*Goal*
Rewrite the lines of each row below as a numbered list, omitting any blank lines.
>> start
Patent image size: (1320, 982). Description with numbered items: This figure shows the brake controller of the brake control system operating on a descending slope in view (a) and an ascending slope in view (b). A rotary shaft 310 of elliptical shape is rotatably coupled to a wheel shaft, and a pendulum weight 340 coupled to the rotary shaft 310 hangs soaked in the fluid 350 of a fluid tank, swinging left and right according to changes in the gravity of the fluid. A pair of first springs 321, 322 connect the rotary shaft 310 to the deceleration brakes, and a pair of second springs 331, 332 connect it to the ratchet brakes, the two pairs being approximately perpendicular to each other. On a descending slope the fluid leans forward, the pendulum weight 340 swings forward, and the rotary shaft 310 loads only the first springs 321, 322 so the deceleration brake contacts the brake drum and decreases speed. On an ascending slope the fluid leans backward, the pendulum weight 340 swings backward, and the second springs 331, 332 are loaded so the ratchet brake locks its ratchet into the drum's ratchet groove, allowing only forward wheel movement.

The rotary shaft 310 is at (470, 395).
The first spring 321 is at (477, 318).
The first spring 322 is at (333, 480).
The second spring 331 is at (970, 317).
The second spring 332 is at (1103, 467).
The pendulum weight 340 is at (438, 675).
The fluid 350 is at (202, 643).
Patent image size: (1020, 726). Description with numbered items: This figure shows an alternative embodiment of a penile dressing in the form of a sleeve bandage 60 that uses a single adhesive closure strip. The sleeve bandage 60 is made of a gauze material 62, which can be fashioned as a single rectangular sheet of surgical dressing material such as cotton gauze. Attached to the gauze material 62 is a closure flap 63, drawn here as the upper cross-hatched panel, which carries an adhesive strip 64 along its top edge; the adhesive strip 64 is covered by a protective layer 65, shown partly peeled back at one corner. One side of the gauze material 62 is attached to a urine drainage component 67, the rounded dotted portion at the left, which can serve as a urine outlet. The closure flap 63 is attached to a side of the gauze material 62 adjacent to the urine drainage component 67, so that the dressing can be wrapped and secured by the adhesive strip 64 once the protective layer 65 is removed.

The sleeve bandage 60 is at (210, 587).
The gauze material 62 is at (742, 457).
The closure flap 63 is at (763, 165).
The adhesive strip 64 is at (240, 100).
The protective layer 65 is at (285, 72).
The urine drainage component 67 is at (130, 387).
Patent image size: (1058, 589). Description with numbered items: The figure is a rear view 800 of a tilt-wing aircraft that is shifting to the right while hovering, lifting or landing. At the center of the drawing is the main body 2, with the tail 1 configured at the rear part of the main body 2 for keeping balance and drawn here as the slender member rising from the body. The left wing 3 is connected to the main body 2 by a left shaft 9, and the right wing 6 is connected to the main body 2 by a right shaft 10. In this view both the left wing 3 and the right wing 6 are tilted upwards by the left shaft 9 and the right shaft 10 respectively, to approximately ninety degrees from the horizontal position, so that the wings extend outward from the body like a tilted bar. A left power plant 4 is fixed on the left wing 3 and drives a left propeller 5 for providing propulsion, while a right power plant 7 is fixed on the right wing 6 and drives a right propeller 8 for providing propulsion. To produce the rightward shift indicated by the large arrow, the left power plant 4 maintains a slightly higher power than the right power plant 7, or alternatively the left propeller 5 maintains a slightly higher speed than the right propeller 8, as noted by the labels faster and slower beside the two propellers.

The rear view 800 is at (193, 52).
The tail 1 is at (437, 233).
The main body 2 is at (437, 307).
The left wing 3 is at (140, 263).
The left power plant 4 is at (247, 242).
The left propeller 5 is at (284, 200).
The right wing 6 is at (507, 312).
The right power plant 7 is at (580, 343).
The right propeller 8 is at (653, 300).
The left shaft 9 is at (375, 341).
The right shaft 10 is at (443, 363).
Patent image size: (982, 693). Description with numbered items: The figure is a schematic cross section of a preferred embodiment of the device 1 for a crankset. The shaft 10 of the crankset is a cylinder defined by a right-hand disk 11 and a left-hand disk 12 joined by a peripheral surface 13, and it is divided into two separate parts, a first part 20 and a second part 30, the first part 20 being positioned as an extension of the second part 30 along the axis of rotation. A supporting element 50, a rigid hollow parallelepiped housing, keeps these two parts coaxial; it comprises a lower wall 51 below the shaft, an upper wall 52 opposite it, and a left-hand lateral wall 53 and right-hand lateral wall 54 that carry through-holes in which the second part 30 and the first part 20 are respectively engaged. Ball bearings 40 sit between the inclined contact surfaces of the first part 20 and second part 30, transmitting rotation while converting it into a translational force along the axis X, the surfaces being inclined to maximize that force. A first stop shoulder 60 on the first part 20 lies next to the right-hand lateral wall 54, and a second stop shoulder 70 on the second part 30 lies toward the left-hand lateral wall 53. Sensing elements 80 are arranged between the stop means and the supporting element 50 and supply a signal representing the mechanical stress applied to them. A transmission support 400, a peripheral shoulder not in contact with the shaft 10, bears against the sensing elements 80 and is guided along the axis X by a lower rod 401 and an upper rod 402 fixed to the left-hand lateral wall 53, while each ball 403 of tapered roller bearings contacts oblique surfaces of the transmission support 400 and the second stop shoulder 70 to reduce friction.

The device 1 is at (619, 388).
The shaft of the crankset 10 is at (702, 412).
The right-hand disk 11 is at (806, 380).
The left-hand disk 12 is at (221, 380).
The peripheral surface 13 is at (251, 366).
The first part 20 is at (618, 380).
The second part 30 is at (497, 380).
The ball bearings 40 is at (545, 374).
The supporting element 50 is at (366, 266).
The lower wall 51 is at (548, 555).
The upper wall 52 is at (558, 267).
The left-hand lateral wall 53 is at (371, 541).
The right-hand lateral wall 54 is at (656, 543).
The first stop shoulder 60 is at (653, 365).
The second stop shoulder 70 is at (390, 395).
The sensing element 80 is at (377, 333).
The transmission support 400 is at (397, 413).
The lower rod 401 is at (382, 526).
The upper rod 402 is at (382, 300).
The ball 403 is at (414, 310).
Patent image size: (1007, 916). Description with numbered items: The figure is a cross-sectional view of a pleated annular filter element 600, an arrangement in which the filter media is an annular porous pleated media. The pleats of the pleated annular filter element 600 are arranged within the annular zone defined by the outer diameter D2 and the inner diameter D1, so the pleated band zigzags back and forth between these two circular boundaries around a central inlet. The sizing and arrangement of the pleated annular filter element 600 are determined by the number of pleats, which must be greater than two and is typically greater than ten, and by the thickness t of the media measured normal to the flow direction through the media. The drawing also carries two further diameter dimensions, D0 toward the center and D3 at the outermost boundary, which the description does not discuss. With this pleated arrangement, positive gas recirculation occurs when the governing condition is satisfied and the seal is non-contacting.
>> end
*Written answer*
1. Patent image size: (1320, 982). Description with numbered items: This figure shows the brake controller of the brake control system operating on a descending slope in view (a) and an ascending slope in view (b). A rotary shaft 310 of elliptical shape is rotatably coupled to a wheel shaft, and a pendulum weight 340 coupled to the rotary shaft 310 hangs soaked in the fluid 350 of a fluid tank, swinging left and right according to changes in the gravity of the fluid. A pair of first springs 321, 322 connect the rotary shaft 310 to the deceleration brakes, and a pair of second springs 331, 332 connect it to the ratchet brakes, the two pairs being approximately perpendicular to each other. On a descending slope the fluid leans forward, the pendulum weight 340 swings forward, and the rotary shaft 310 loads only the first springs 321, 322 so the deceleration brake contacts the brake drum and decreases speed. On an ascending slope the fluid leans backward, the pendulum weight 340 swings backward, and the second springs 331, 332 are loaded so the ratchet brake locks its ratchet into the drum's ratchet groove, allowing only forward wheel movement.
2. The rotary shaft 310 is at (470, 395).
3. The first spring 321 is at (477, 318).
4. The first spring 322 is at (333, 480).
5. The second spring 331 is at (970, 317).
6. The second spring 332 is at (1103, 467).
7. The pendulum weight 340 is at (438, 675).
8. The fluid 350 is at (202, 643).
9. Patent image size: (1020, 726). Description with numbered items: This figure shows an alternative embodiment of a penile dressing in the form of a sleeve bandage 60 that uses a single adhesive closure strip. The sleeve bandage 60 is made of a gauze material 62, which can be fashioned as a single rectangular sheet of surgical dressing material such as cotton gauze. Attached to the gauze material 62 is a closure flap 63, drawn here as the upper cross-hatched panel, which carries an adhesive strip 64 along its top edge; the adhesive strip 64 is covered by a protective layer 65, shown partly peeled back at one corner. One side of the gauze material 62 is attached to a urine drainage component 67, the rounded dotted portion at the left, which can serve as a urine outlet. The closure flap 63 is attached to a side of the gauze material 62 adjacent to the urine drainage component 67, so that the dressing can be wrapped and secured by the adhesive strip 64 once the protective layer 65 is removed.
10. The sleeve bandage 60 is at (210, 587).
11. The gauze material 62 is at (742, 457).
12. The closure flap 63 is at (763, 165).
13. The adhesive strip 64 is at (240, 100).
14. The protective layer 65 is at (285, 72).
15. The urine drainage component 67 is at (130, 387).
16. Patent image size: (1058, 589). Description with numbered items: The figure is a rear view 800 of a tilt-wing aircraft that is shifting to the right while hovering, lifting or landing. At the center of the drawing is the main body 2, with the tail 1 configured at the rear part of the main body 2 for keeping balance and drawn here as the slender member rising from the body. The left wing 3 is connected to the main body 2 by a left shaft 9, and the right wing 6 is connected to the main body 2 by a right shaft 10. In this view both the left wing 3 and the right wing 6 are tilted upwards by the left shaft 9 and the right shaft 10 respectively, to approximately ninety degrees from the horizontal position, so that the wings extend outward from the body like a tilted bar. A left power plant 4 is fixed on the left wing 3 and drives a left propeller 5 for providing propulsion, while a right power plant 7 is fixed on the right wing 6 and drives a right propeller 8 for providing propulsion. To produce the rightward shift indicated by the large arrow, the left power plant 4 maintains a slightly higher power than the right power plant 7, or alternatively the left propeller 5 maintains a slightly higher speed than the right propeller 8, as noted by the labels faster and slower beside the two propellers.
17. The rear view 800 is at (193, 52).
18. The tail 1 is at (437, 233).
19. The main body 2 is at (437, 307).
20. The left wing 3 is at (140, 263).
21. The left power plant 4 is at (247, 242).
22. The left propeller 5 is at (284, 200).
23. The right wing 6 is at (507, 312).
24. The right power plant 7 is at (580, 343).
25. The right propeller 8 is at (653, 300).
26. The left shaft 9 is at (375, 341).
27. The right shaft 10 is at (443, 363).
28. Patent image size: (982, 693). Description with numbered items: The figure is a schematic cross section of a preferred embodiment of the device 1 for a crankset. The shaft 10 of the crankset is a cylinder defined by a right-hand disk 11 and a left-hand disk 12 joined by a peripheral surface 13, and it is divided into two separate parts, a first part 20 and a second part 30, the first part 20 being positioned as an extension of the second part 30 along the axis of rotation. A supporting element 50, a rigid hollow parallelepiped housing, keeps these two parts coaxial; it comprises a lower wall 51 below the shaft, an upper wall 52 opposite it, and a left-hand lateral wall 53 and right-hand lateral wall 54 that carry through-holes in which the second part 30 and the first part 20 are respectively engaged. Ball bearings 40 sit between the inclined contact surfaces of the first part 20 and second part 30, transmitting rotation while converting it into a translational force along the axis X, the surfaces being inclined to maximize that force. A first stop shoulder 60 on the first part 20 lies next to the right-hand lateral wall 54, and a second stop shoulder 70 on the second part 30 lies toward the left-hand lateral wall 53. Sensing elements 80 are arranged between the stop means and the supporting element 50 and supply a signal representing the mechanical stress applied to them. A transmission support 400, a peripheral shoulder not in contact with the shaft 10, bears against the sensing elements 80 and is guided along the axis X by a lower rod 401 and an upper rod 402 fixed to the left-hand lateral wall 53, while each ball 403 of tapered roller bearings contacts oblique surfaces of the transmission support 400 and the second stop shoulder 70 to reduce friction.
29. The device 1 is at (619, 388).
30. The shaft of the crankset 10 is at (702, 412).
31. The right-hand disk 11 is at (806, 380).
32. The left-hand disk 12 is at (221, 380).
33. The peripheral surface 13 is at (251, 366).
34. The first part 20 is at (618, 380).
35. The second part 30 is at (497, 380).
36. The ball bearings 40 is at (545, 374).
37. The supporting element 50 is at (366, 266).
38. The lower wall 51 is at (548, 555).
39. The upper wall 52 is at (558, 267).
40. The left-hand lateral wall 53 is at (371, 541).
41. The right-hand lateral wall 54 is at (656, 543).
42. The first stop shoulder 60 is at (653, 365).
43. The second stop shoulder 70 is at (390, 395).
44. The sensing element 80 is at (377, 333).
45. The transmission support 400 is at (397, 413).
46. The lower rod 401 is at (382, 526).
47. The upper rod 402 is at (382, 300).
48. The ball 403 is at (414, 310).
49. Patent image size: (1007, 916). Description with numbered items: The figure is a cross-sectional view of a pleated annular filter element 600, an arrangement in which the filter media is an annular porous pleated media. The pleats of the pleated annular filter element 600 are arranged within the annular zone defined by the outer diameter D2 and the inner diameter D1, so the pleated band zigzags back and forth between these two circular boundaries around a central inlet. The sizing and arrangement of the pleated annular filter element 600 are determined by the number of pleats, which must be greater than two and is typically greater than ten, and by the thickness t of the media measured normal to the flow direction through the media. The drawing also carries two further diameter dimensions, D0 toward the center and D3 at the outermost boundary, which the description does not discuss. With this pleated arrangement, positive gas recirculation occurs when the governing condition is satisfied and the seal is non-contacting.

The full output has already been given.